Data records >>
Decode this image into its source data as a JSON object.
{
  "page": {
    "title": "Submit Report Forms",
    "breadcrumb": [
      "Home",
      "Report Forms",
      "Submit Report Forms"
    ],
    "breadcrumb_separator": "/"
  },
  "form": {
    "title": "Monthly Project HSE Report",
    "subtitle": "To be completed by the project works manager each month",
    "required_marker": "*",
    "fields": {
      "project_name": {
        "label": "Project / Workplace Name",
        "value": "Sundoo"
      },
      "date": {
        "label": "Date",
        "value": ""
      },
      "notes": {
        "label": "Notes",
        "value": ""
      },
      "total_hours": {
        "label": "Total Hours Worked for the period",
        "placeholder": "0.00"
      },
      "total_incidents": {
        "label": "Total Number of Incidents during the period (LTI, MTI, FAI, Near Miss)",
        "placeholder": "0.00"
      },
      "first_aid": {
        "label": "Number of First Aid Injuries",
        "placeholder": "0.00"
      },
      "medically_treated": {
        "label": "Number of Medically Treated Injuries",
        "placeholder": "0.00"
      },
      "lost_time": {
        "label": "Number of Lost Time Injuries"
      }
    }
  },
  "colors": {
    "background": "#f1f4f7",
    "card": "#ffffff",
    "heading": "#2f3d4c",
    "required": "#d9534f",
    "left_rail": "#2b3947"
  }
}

Stated problem >>
Pull every line containing "period" out of the data above.

Correct output >>
        "label": "Total Hours Worked for the period",
        "label": "Total Number of Incidents during the period (LTI, MTI, FAI, Near Miss)",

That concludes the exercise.